>> BEGIN

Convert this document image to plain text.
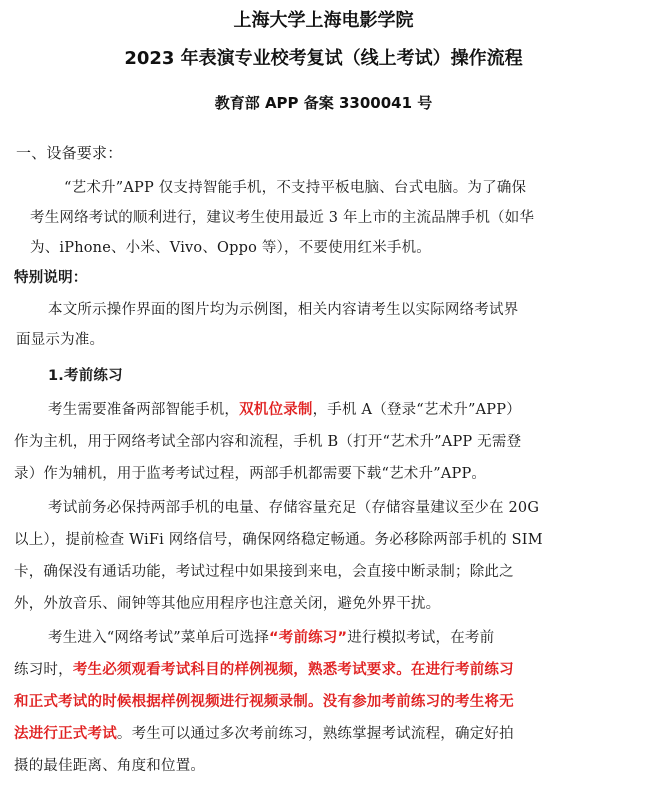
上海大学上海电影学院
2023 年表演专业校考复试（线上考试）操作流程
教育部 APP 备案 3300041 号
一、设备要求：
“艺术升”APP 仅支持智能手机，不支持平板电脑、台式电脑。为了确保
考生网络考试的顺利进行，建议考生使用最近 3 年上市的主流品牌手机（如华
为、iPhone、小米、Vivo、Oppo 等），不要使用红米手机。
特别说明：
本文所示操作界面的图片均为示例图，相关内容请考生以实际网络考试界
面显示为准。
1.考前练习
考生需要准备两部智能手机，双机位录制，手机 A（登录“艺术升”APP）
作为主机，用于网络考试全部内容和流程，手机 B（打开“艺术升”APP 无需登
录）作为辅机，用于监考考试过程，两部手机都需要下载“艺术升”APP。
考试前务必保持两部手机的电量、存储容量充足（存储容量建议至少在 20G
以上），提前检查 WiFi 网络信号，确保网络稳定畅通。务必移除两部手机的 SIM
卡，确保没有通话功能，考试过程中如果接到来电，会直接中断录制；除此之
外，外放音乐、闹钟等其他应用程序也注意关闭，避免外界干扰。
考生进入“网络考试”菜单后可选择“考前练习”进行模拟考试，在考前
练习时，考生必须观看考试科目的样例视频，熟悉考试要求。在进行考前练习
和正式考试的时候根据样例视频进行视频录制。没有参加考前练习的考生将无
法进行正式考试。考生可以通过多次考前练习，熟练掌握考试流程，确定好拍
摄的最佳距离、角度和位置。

>> END

** Exercise prompt **
Make an exact copy of the records shown above, without the pictures.

** Exercise response **
Convert this document image to plain text.
上海大学上海电影学院
2023 年表演专业校考复试（线上考试）操作流程
教育部 APP 备案 3300041 号
一、设备要求：
“艺术升”APP 仅支持智能手机，不支持平板电脑、台式电脑。为了确保
考生网络考试的顺利进行，建议考生使用最近 3 年上市的主流品牌手机（如华
为、iPhone、小米、Vivo、Oppo 等），不要使用红米手机。
特别说明：
本文所示操作界面的图片均为示例图，相关内容请考生以实际网络考试界
面显示为准。
1.考前练习
考生需要准备两部智能手机，双机位录制，手机 A（登录“艺术升”APP）
作为主机，用于网络考试全部内容和流程，手机 B（打开“艺术升”APP 无需登
录）作为辅机，用于监考考试过程，两部手机都需要下载“艺术升”APP。
考试前务必保持两部手机的电量、存储容量充足（存储容量建议至少在 20G
以上），提前检查 WiFi 网络信号，确保网络稳定畅通。务必移除两部手机的 SIM
卡，确保没有通话功能，考试过程中如果接到来电，会直接中断录制；除此之
外，外放音乐、闹钟等其他应用程序也注意关闭，避免外界干扰。
考生进入“网络考试”菜单后可选择“考前练习”进行模拟考试，在考前
练习时，考生必须观看考试科目的样例视频，熟悉考试要求。在进行考前练习
和正式考试的时候根据样例视频进行视频录制。没有参加考前练习的考生将无
法进行正式考试。考生可以通过多次考前练习，熟练掌握考试流程，确定好拍
摄的最佳距离、角度和位置。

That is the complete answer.